Dataset items:
** BEGIN **

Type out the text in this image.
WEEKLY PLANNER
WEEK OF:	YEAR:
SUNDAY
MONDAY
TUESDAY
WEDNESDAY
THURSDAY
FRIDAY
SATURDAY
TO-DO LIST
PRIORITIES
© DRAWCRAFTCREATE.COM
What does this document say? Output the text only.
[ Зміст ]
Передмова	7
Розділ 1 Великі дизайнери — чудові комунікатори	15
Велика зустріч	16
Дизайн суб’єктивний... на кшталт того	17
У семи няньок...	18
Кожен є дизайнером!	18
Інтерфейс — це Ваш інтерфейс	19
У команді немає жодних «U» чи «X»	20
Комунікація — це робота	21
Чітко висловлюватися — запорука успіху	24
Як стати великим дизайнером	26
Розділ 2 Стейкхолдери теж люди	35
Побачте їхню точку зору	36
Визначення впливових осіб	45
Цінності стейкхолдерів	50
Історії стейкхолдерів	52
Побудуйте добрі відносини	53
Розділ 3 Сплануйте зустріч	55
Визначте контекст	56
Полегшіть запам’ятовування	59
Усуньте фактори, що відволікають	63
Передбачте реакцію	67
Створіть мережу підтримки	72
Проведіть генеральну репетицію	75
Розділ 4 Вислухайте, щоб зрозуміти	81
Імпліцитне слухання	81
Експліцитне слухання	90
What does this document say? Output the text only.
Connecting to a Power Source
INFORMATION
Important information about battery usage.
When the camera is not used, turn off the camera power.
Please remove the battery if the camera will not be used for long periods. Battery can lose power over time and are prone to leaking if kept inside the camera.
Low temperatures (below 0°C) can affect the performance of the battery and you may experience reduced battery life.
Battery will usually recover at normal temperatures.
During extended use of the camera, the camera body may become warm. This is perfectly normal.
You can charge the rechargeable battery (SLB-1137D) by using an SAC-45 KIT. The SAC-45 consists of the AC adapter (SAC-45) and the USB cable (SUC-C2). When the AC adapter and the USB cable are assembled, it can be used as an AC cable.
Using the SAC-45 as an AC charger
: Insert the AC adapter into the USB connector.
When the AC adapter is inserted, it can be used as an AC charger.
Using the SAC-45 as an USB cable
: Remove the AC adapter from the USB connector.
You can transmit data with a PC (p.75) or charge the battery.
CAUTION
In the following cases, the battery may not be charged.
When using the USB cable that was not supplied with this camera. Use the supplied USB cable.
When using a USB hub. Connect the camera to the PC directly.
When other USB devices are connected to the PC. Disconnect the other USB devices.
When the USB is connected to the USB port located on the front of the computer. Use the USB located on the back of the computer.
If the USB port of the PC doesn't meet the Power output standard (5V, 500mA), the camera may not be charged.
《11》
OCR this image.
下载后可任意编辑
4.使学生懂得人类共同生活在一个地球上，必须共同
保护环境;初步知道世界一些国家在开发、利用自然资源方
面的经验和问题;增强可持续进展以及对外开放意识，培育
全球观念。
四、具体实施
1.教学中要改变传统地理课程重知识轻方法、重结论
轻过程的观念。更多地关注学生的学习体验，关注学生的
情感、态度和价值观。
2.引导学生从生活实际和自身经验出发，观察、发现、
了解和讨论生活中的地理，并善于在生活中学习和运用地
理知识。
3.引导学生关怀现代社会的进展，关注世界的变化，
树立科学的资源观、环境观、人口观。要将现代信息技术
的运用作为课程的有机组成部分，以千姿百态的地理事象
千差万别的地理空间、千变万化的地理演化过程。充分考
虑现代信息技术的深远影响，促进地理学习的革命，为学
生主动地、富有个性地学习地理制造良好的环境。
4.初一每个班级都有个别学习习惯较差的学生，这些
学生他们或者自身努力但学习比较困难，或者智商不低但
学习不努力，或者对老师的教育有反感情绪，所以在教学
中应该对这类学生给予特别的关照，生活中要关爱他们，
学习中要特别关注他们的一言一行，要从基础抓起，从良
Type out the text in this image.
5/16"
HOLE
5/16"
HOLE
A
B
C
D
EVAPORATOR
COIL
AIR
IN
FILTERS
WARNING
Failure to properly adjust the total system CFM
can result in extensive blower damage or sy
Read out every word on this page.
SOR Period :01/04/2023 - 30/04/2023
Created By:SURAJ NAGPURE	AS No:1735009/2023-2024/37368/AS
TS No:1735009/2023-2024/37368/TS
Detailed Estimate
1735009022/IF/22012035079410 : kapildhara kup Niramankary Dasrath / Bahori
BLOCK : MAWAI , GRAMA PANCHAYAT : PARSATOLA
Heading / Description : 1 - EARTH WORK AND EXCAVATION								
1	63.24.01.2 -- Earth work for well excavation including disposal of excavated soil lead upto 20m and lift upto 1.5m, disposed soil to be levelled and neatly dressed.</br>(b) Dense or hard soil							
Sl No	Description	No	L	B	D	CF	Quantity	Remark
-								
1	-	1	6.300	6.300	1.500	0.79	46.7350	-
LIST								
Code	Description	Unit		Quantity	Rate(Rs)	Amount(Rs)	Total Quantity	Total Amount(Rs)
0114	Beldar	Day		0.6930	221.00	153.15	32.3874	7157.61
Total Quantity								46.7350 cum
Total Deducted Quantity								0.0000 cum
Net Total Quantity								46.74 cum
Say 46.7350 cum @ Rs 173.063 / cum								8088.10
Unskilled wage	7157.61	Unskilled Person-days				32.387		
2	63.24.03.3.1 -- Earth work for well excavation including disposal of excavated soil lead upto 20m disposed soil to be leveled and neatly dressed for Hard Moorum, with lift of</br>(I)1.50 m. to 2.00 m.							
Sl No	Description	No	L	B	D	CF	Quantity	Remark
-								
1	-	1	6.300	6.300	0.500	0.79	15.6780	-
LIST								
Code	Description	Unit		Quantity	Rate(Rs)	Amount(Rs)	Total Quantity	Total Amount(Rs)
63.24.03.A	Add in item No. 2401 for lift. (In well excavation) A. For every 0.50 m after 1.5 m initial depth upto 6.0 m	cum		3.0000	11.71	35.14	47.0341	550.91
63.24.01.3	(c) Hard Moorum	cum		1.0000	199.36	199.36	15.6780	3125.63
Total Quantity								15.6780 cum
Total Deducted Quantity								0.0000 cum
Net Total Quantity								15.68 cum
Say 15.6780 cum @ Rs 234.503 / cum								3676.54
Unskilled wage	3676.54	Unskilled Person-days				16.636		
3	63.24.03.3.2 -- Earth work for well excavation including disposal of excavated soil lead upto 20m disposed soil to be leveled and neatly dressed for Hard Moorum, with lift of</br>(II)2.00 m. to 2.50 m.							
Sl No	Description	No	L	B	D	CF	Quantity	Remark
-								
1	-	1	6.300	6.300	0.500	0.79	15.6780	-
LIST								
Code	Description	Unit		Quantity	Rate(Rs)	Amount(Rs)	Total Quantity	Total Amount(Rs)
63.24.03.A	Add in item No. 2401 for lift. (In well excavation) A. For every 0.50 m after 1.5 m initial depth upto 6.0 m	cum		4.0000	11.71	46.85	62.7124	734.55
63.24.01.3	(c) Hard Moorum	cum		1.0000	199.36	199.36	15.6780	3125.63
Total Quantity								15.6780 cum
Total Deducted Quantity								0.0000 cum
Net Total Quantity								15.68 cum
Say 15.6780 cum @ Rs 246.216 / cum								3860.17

** END **

# TASK:
Repeat every entry exactly, please.

# THE OUTPUT:
Type out the text in this image.
WEEKLY PLANNER
WEEK OF:	YEAR:
SUNDAY
MONDAY
TUESDAY
WEDNESDAY
THURSDAY
FRIDAY
SATURDAY
TO-DO LIST
PRIORITIES
© DRAWCRAFTCREATE.COM
What does this document say? Output the text only.
[ Зміст ]
Передмова	7
Розділ 1 Великі дизайнери — чудові комунікатори	15
Велика зустріч	16
Дизайн суб’єктивний... на кшталт того	17
У семи няньок...	18
Кожен є дизайнером!	18
Інтерфейс — це Ваш інтерфейс	19
У команді немає жодних «U» чи «X»	20
Комунікація — це робота	21
Чітко висловлюватися — запорука успіху	24
Як стати великим дизайнером	26
Розділ 2 Стейкхолдери теж люди	35
Побачте їхню точку зору	36
Визначення впливових осіб	45
Цінності стейкхолдерів	50
Історії стейкхолдерів	52
Побудуйте добрі відносини	53
Розділ 3 Сплануйте зустріч	55
Визначте контекст	56
Полегшіть запам’ятовування	59
Усуньте фактори, що відволікають	63
Передбачте реакцію	67
Створіть мережу підтримки	72
Проведіть генеральну репетицію	75
Розділ 4 Вислухайте, щоб зрозуміти	81
Імпліцитне слухання	81
Експліцитне слухання	90
What does this document say? Output the text only.
Connecting to a Power Source
INFORMATION
Important information about battery usage.
When the camera is not used, turn off the camera power.
Please remove the battery if the camera will not be used for long periods. Battery can lose power over time and are prone to leaking if kept inside the camera.
Low temperatures (below 0°C) can affect the performance of the battery and you may experience reduced battery life.
Battery will usually recover at normal temperatures.
During extended use of the camera, the camera body may become warm. This is perfectly normal.
You can charge the rechargeable battery (SLB-1137D) by using an SAC-45 KIT. The SAC-45 consists of the AC adapter (SAC-45) and the USB cable (SUC-C2). When the AC adapter and the USB cable are assembled, it can be used as an AC cable.
Using the SAC-45 as an AC charger
: Insert the AC adapter into the USB connector.
When the AC adapter is inserted, it can be used as an AC charger.
Using the SAC-45 as an USB cable
: Remove the AC adapter from the USB connector.
You can transmit data with a PC (p.75) or charge the battery.
CAUTION
In the following cases, the battery may not be charged.
When using the USB cable that was not supplied with this camera. Use the supplied USB cable.
When using a USB hub. Connect the camera to the PC directly.
When other USB devices are connected to the PC. Disconnect the other USB devices.
When the USB is connected to the USB port located on the front of the computer. Use the USB located on the back of the computer.
If the USB port of the PC doesn't meet the Power output standard (5V, 500mA), the camera may not be charged.
《11》
OCR this image.
下载后可任意编辑
4.使学生懂得人类共同生活在一个地球上，必须共同
保护环境;初步知道世界一些国家在开发、利用自然资源方
面的经验和问题;增强可持续进展以及对外开放意识，培育
全球观念。
四、具体实施
1.教学中要改变传统地理课程重知识轻方法、重结论
轻过程的观念。更多地关注学生的学习体验，关注学生的
情感、态度和价值观。
2.引导学生从生活实际和自身经验出发，观察、发现、
了解和讨论生活中的地理，并善于在生活中学习和运用地
理知识。
3.引导学生关怀现代社会的进展，关注世界的变化，
树立科学的资源观、环境观、人口观。要将现代信息技术
的运用作为课程的有机组成部分，以千姿百态的地理事象
千差万别的地理空间、千变万化的地理演化过程。充分考
虑现代信息技术的深远影响，促进地理学习的革命，为学
生主动地、富有个性地学习地理制造良好的环境。
4.初一每个班级都有个别学习习惯较差的学生，这些
学生他们或者自身努力但学习比较困难，或者智商不低但
学习不努力，或者对老师的教育有反感情绪，所以在教学
中应该对这类学生给予特别的关照，生活中要关爱他们，
学习中要特别关注他们的一言一行，要从基础抓起，从良
Type out the text in this image.
5/16"
HOLE
5/16"
HOLE
A
B
C
D
EVAPORATOR
COIL
AIR
IN
FILTERS
WARNING
Failure to properly adjust the total system CFM
can result in extensive blower damage or sy
Read out every word on this page.
SOR Period :01/04/2023 - 30/04/2023
Created By:SURAJ NAGPURE	AS No:1735009/2023-2024/37368/AS
TS No:1735009/2023-2024/37368/TS
Detailed Estimate
1735009022/IF/22012035079410 : kapildhara kup Niramankary Dasrath / Bahori
BLOCK : MAWAI , GRAMA PANCHAYAT : PARSATOLA
Heading / Description : 1 - EARTH WORK AND EXCAVATION								
1	63.24.01.2 -- Earth work for well excavation including disposal of excavated soil lead upto 20m and lift upto 1.5m, disposed soil to be levelled and neatly dressed.</br>(b) Dense or hard soil							
Sl No	Description	No	L	B	D	CF	Quantity	Remark
-								
1	-	1	6.300	6.300	1.500	0.79	46.7350	-
LIST								
Code	Description	Unit		Quantity	Rate(Rs)	Amount(Rs)	Total Quantity	Total Amount(Rs)
0114	Beldar	Day		0.6930	221.00	153.15	32.3874	7157.61
Total Quantity								46.7350 cum
Total Deducted Quantity								0.0000 cum
Net Total Quantity								46.74 cum
Say 46.7350 cum @ Rs 173.063 / cum								8088.10
Unskilled wage	7157.61	Unskilled Person-days				32.387		
2	63.24.03.3.1 -- Earth work for well excavation including disposal of excavated soil lead upto 20m disposed soil to be leveled and neatly dressed for Hard Moorum, with lift of</br>(I)1.50 m. to 2.00 m.							
Sl No	Description	No	L	B	D	CF	Quantity	Remark
-								
1	-	1	6.300	6.300	0.500	0.79	15.6780	-
LIST								
Code	Description	Unit		Quantity	Rate(Rs)	Amount(Rs)	Total Quantity	Total Amount(Rs)
63.24.03.A	Add in item No. 2401 for lift. (In well excavation) A. For every 0.50 m after 1.5 m initial depth upto 6.0 m	cum		3.0000	11.71	35.14	47.0341	550.91
63.24.01.3	(c) Hard Moorum	cum		1.0000	199.36	199.36	15.6780	3125.63
Total Quantity								15.6780 cum
Total Deducted Quantity								0.0000 cum
Net Total Quantity								15.68 cum
Say 15.6780 cum @ Rs 234.503 / cum								3676.54
Unskilled wage	3676.54	Unskilled Person-days				16.636		
3	63.24.03.3.2 -- Earth work for well excavation including disposal of excavated soil lead upto 20m disposed soil to be leveled and neatly dressed for Hard Moorum, with lift of</br>(II)2.00 m. to 2.50 m.							
Sl No	Description	No	L	B	D	CF	Quantity	Remark
-								
1	-	1	6.300	6.300	0.500	0.79	15.6780	-
LIST								
Code	Description	Unit		Quantity	Rate(Rs)	Amount(Rs)	Total Quantity	Total Amount(Rs)
63.24.03.A	Add in item No. 2401 for lift. (In well excavation) A. For every 0.50 m after 1.5 m initial depth upto 6.0 m	cum		4.0000	11.71	46.85	62.7124	734.55
63.24.01.3	(c) Hard Moorum	cum		1.0000	199.36	199.36	15.6780	3125.63
Total Quantity								15.6780 cum
Total Deducted Quantity								0.0000 cum
Net Total Quantity								15.68 cum
Say 15.6780 cum @ Rs 246.216 / cum								3860.17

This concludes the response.